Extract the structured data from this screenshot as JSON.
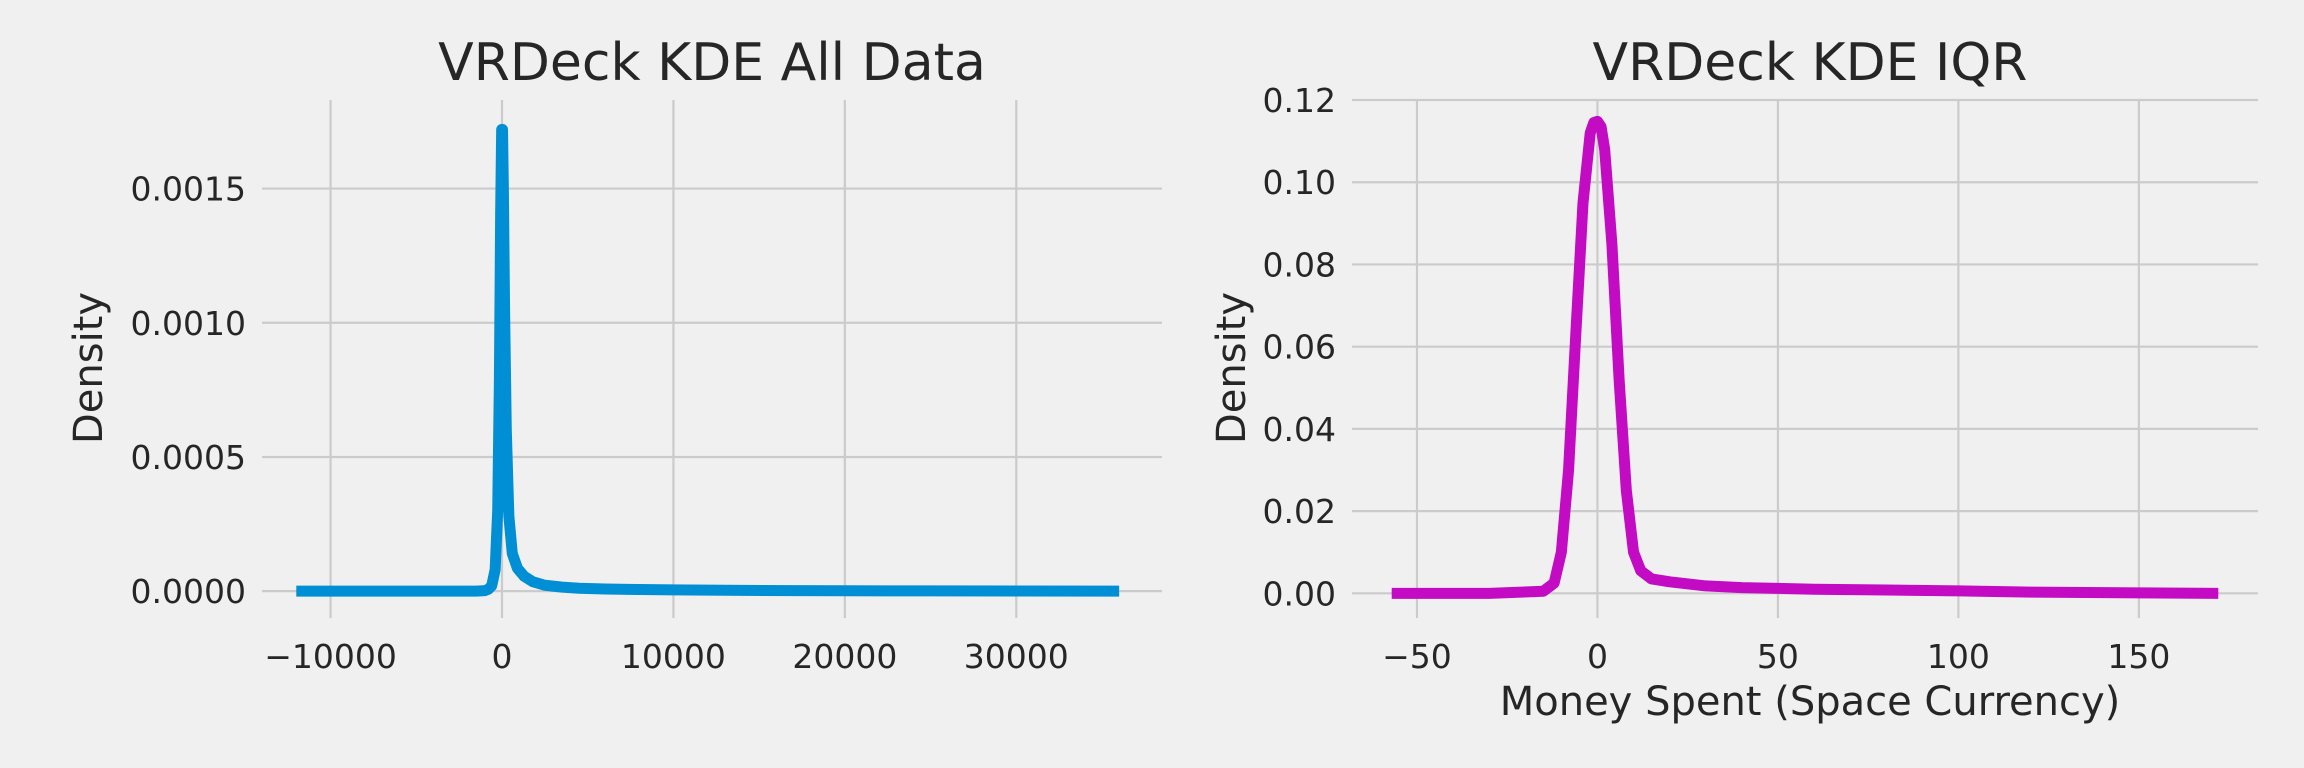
{
  "figure": {
    "background": "#f0f0f0",
    "grid_color": "#cbcbcb",
    "text_color": "#262626"
  },
  "chart_data": [
    {
      "type": "line",
      "title": "VRDeck KDE All Data",
      "xlabel": "",
      "ylabel": "Density",
      "xlim": [
        -14000,
        38500
      ],
      "ylim": [
        -0.0001,
        0.00183
      ],
      "xticks": [
        -10000,
        0,
        10000,
        20000,
        30000
      ],
      "xtick_labels": [
        "−10000",
        "0",
        "10000",
        "20000",
        "30000"
      ],
      "yticks": [
        0,
        0.0005,
        0.001,
        0.0015
      ],
      "ytick_labels": [
        "0.0000",
        "0.0005",
        "0.0010",
        "0.0015"
      ],
      "grid": true,
      "color": "#008fd5",
      "series": [
        {
          "x": [
            -12000,
            -3000,
            -1500,
            -1000,
            -800,
            -600,
            -400,
            -250,
            -150,
            -80,
            -20,
            30,
            80,
            150,
            250,
            400,
            600,
            900,
            1300,
            1800,
            2500,
            3500,
            4500,
            6000,
            8000,
            10000,
            12000,
            14000,
            17000,
            20000,
            25000,
            30000,
            36000
          ],
          "y": [
            0,
            0,
            0,
            2e-06,
            7e-06,
            2e-05,
            8e-05,
            0.0003,
            0.0008,
            0.0014,
            0.00172,
            0.00172,
            0.0015,
            0.00105,
            0.0006,
            0.00028,
            0.00014,
            8.5e-05,
            5.5e-05,
            3.5e-05,
            2.2e-05,
            1.5e-05,
            1.1e-05,
            8e-06,
            6e-06,
            5e-06,
            4e-06,
            3e-06,
            2e-06,
            1.5e-06,
            1e-06,
            5e-07,
            0
          ]
        }
      ]
    },
    {
      "type": "line",
      "title": "VRDeck KDE IQR",
      "xlabel": "Money Spent (Space Currency)",
      "ylabel": "Density",
      "xlim": [
        -68,
        183
      ],
      "ylim": [
        -0.006,
        0.12
      ],
      "xticks": [
        -50,
        0,
        50,
        100,
        150
      ],
      "xtick_labels": [
        "−50",
        "0",
        "50",
        "100",
        "150"
      ],
      "yticks": [
        0,
        0.02,
        0.04,
        0.06,
        0.08,
        0.1,
        0.12
      ],
      "ytick_labels": [
        "0.00",
        "0.02",
        "0.04",
        "0.06",
        "0.08",
        "0.10",
        "0.12"
      ],
      "grid": true,
      "color": "#c20bc2",
      "series": [
        {
          "x": [
            -57,
            -30,
            -15,
            -12,
            -10,
            -8,
            -6,
            -4,
            -2,
            -1,
            0,
            1,
            2,
            4,
            6,
            8,
            10,
            12,
            15,
            20,
            30,
            40,
            50,
            60,
            80,
            100,
            120,
            150,
            172
          ],
          "y": [
            0,
            0,
            0.0005,
            0.0025,
            0.01,
            0.03,
            0.063,
            0.095,
            0.112,
            0.1145,
            0.1148,
            0.1135,
            0.108,
            0.085,
            0.052,
            0.025,
            0.01,
            0.0055,
            0.0035,
            0.0028,
            0.0018,
            0.0014,
            0.0012,
            0.001,
            0.0008,
            0.0006,
            0.0003,
            0.0001,
            0
          ]
        }
      ]
    }
  ]
}
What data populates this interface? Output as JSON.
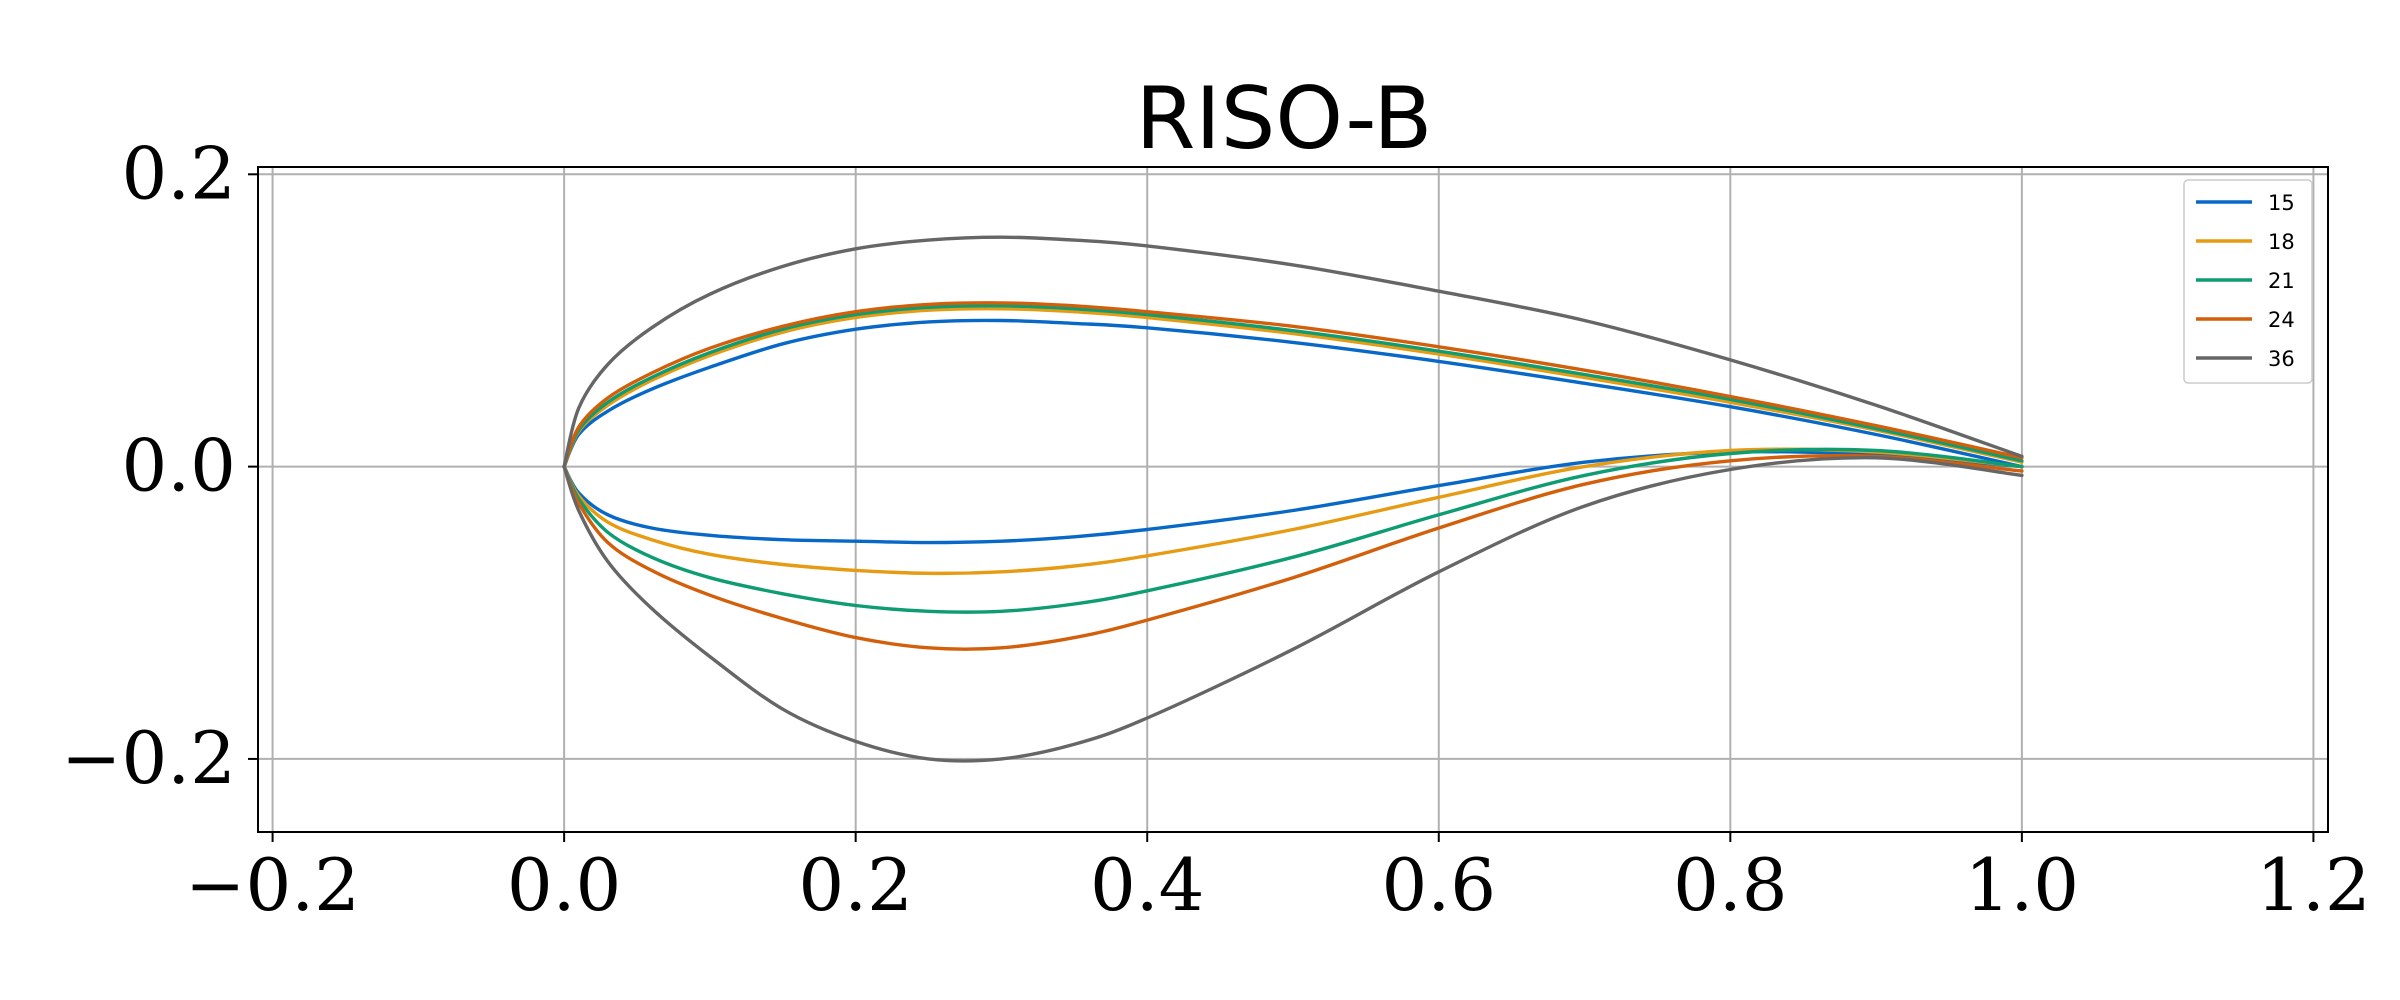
{
  "chart_data": {
    "type": "line",
    "title": "RISO-B",
    "xlabel": "",
    "ylabel": "",
    "xlim": [
      -0.21,
      1.21
    ],
    "ylim": [
      -0.25,
      0.205
    ],
    "x_ticks": [
      {
        "value": -0.2,
        "label": "−0.2"
      },
      {
        "value": 0.0,
        "label": "0.0"
      },
      {
        "value": 0.2,
        "label": "0.2"
      },
      {
        "value": 0.4,
        "label": "0.4"
      },
      {
        "value": 0.6,
        "label": "0.6"
      },
      {
        "value": 0.8,
        "label": "0.8"
      },
      {
        "value": 1.0,
        "label": "1.0"
      },
      {
        "value": 1.2,
        "label": "1.2"
      }
    ],
    "y_ticks": [
      {
        "value": 0.2,
        "label": "0.2"
      },
      {
        "value": 0.0,
        "label": "0.0"
      },
      {
        "value": -0.2,
        "label": "−0.2"
      }
    ],
    "grid": true,
    "legend_position": "top-right",
    "series": [
      {
        "name": "15",
        "color": "#0868c8",
        "upper": [
          [
            0,
            0
          ],
          [
            0.01,
            0.022
          ],
          [
            0.03,
            0.038
          ],
          [
            0.06,
            0.053
          ],
          [
            0.1,
            0.068
          ],
          [
            0.15,
            0.084
          ],
          [
            0.2,
            0.094
          ],
          [
            0.25,
            0.099
          ],
          [
            0.3,
            0.1
          ],
          [
            0.35,
            0.098
          ],
          [
            0.4,
            0.095
          ],
          [
            0.5,
            0.085
          ],
          [
            0.6,
            0.072
          ],
          [
            0.7,
            0.057
          ],
          [
            0.8,
            0.041
          ],
          [
            0.9,
            0.022
          ],
          [
            1.0,
            0.0
          ]
        ],
        "lower": [
          [
            0,
            0
          ],
          [
            0.01,
            -0.018
          ],
          [
            0.03,
            -0.033
          ],
          [
            0.06,
            -0.042
          ],
          [
            0.1,
            -0.047
          ],
          [
            0.15,
            -0.05
          ],
          [
            0.2,
            -0.051
          ],
          [
            0.25,
            -0.052
          ],
          [
            0.3,
            -0.051
          ],
          [
            0.35,
            -0.048
          ],
          [
            0.4,
            -0.043
          ],
          [
            0.5,
            -0.03
          ],
          [
            0.6,
            -0.013
          ],
          [
            0.7,
            0.003
          ],
          [
            0.8,
            0.01
          ],
          [
            0.9,
            0.008
          ],
          [
            1.0,
            0.0
          ]
        ]
      },
      {
        "name": "18",
        "color": "#e69b12",
        "upper": [
          [
            0,
            0
          ],
          [
            0.01,
            0.024
          ],
          [
            0.03,
            0.042
          ],
          [
            0.06,
            0.059
          ],
          [
            0.1,
            0.076
          ],
          [
            0.15,
            0.092
          ],
          [
            0.2,
            0.102
          ],
          [
            0.25,
            0.107
          ],
          [
            0.3,
            0.108
          ],
          [
            0.35,
            0.106
          ],
          [
            0.4,
            0.102
          ],
          [
            0.5,
            0.091
          ],
          [
            0.6,
            0.077
          ],
          [
            0.7,
            0.061
          ],
          [
            0.8,
            0.044
          ],
          [
            0.9,
            0.025
          ],
          [
            1.0,
            0.003
          ]
        ],
        "lower": [
          [
            0,
            0
          ],
          [
            0.01,
            -0.02
          ],
          [
            0.03,
            -0.038
          ],
          [
            0.06,
            -0.05
          ],
          [
            0.1,
            -0.06
          ],
          [
            0.15,
            -0.067
          ],
          [
            0.2,
            -0.071
          ],
          [
            0.25,
            -0.073
          ],
          [
            0.3,
            -0.072
          ],
          [
            0.35,
            -0.068
          ],
          [
            0.4,
            -0.061
          ],
          [
            0.5,
            -0.043
          ],
          [
            0.6,
            -0.021
          ],
          [
            0.7,
            0.0
          ],
          [
            0.8,
            0.011
          ],
          [
            0.9,
            0.01
          ],
          [
            1.0,
            0.0
          ]
        ]
      },
      {
        "name": "21",
        "color": "#0e9c72",
        "upper": [
          [
            0,
            0
          ],
          [
            0.01,
            0.025
          ],
          [
            0.03,
            0.044
          ],
          [
            0.06,
            0.061
          ],
          [
            0.1,
            0.078
          ],
          [
            0.15,
            0.094
          ],
          [
            0.2,
            0.104
          ],
          [
            0.25,
            0.109
          ],
          [
            0.3,
            0.11
          ],
          [
            0.35,
            0.108
          ],
          [
            0.4,
            0.104
          ],
          [
            0.5,
            0.093
          ],
          [
            0.6,
            0.079
          ],
          [
            0.7,
            0.063
          ],
          [
            0.8,
            0.046
          ],
          [
            0.9,
            0.026
          ],
          [
            1.0,
            0.004
          ]
        ],
        "lower": [
          [
            0,
            0
          ],
          [
            0.01,
            -0.022
          ],
          [
            0.03,
            -0.045
          ],
          [
            0.06,
            -0.062
          ],
          [
            0.1,
            -0.076
          ],
          [
            0.15,
            -0.087
          ],
          [
            0.2,
            -0.095
          ],
          [
            0.25,
            -0.099
          ],
          [
            0.3,
            -0.099
          ],
          [
            0.35,
            -0.094
          ],
          [
            0.4,
            -0.085
          ],
          [
            0.5,
            -0.062
          ],
          [
            0.6,
            -0.033
          ],
          [
            0.7,
            -0.006
          ],
          [
            0.8,
            0.009
          ],
          [
            0.9,
            0.011
          ],
          [
            1.0,
            0.0
          ]
        ]
      },
      {
        "name": "24",
        "color": "#d35f0a",
        "upper": [
          [
            0,
            0
          ],
          [
            0.01,
            0.027
          ],
          [
            0.03,
            0.047
          ],
          [
            0.06,
            0.064
          ],
          [
            0.1,
            0.081
          ],
          [
            0.15,
            0.096
          ],
          [
            0.2,
            0.106
          ],
          [
            0.25,
            0.111
          ],
          [
            0.3,
            0.112
          ],
          [
            0.35,
            0.11
          ],
          [
            0.4,
            0.106
          ],
          [
            0.5,
            0.096
          ],
          [
            0.6,
            0.082
          ],
          [
            0.7,
            0.066
          ],
          [
            0.8,
            0.048
          ],
          [
            0.9,
            0.028
          ],
          [
            1.0,
            0.006
          ]
        ],
        "lower": [
          [
            0,
            0
          ],
          [
            0.01,
            -0.025
          ],
          [
            0.03,
            -0.052
          ],
          [
            0.06,
            -0.071
          ],
          [
            0.1,
            -0.088
          ],
          [
            0.15,
            -0.104
          ],
          [
            0.2,
            -0.117
          ],
          [
            0.25,
            -0.124
          ],
          [
            0.3,
            -0.124
          ],
          [
            0.35,
            -0.117
          ],
          [
            0.4,
            -0.105
          ],
          [
            0.5,
            -0.076
          ],
          [
            0.6,
            -0.042
          ],
          [
            0.7,
            -0.012
          ],
          [
            0.8,
            0.004
          ],
          [
            0.9,
            0.007
          ],
          [
            1.0,
            -0.003
          ]
        ]
      },
      {
        "name": "36",
        "color": "#666666",
        "upper": [
          [
            0,
            0
          ],
          [
            0.01,
            0.04
          ],
          [
            0.03,
            0.07
          ],
          [
            0.06,
            0.095
          ],
          [
            0.1,
            0.118
          ],
          [
            0.15,
            0.137
          ],
          [
            0.2,
            0.149
          ],
          [
            0.25,
            0.155
          ],
          [
            0.3,
            0.157
          ],
          [
            0.35,
            0.155
          ],
          [
            0.4,
            0.151
          ],
          [
            0.5,
            0.138
          ],
          [
            0.6,
            0.12
          ],
          [
            0.7,
            0.1
          ],
          [
            0.8,
            0.073
          ],
          [
            0.9,
            0.042
          ],
          [
            1.0,
            0.007
          ]
        ],
        "lower": [
          [
            0,
            0
          ],
          [
            0.01,
            -0.03
          ],
          [
            0.03,
            -0.065
          ],
          [
            0.06,
            -0.097
          ],
          [
            0.1,
            -0.13
          ],
          [
            0.15,
            -0.166
          ],
          [
            0.2,
            -0.188
          ],
          [
            0.25,
            -0.2
          ],
          [
            0.3,
            -0.2
          ],
          [
            0.35,
            -0.19
          ],
          [
            0.4,
            -0.172
          ],
          [
            0.5,
            -0.125
          ],
          [
            0.6,
            -0.072
          ],
          [
            0.7,
            -0.027
          ],
          [
            0.8,
            -0.002
          ],
          [
            0.9,
            0.006
          ],
          [
            1.0,
            -0.006
          ]
        ]
      }
    ]
  }
}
* * *
### Task objective
Look through the entries and return every line where "VRDeck" appears.

### Problem solution
      "title": "VRDeck KDE All Data",
      "title": "VRDeck KDE IQR",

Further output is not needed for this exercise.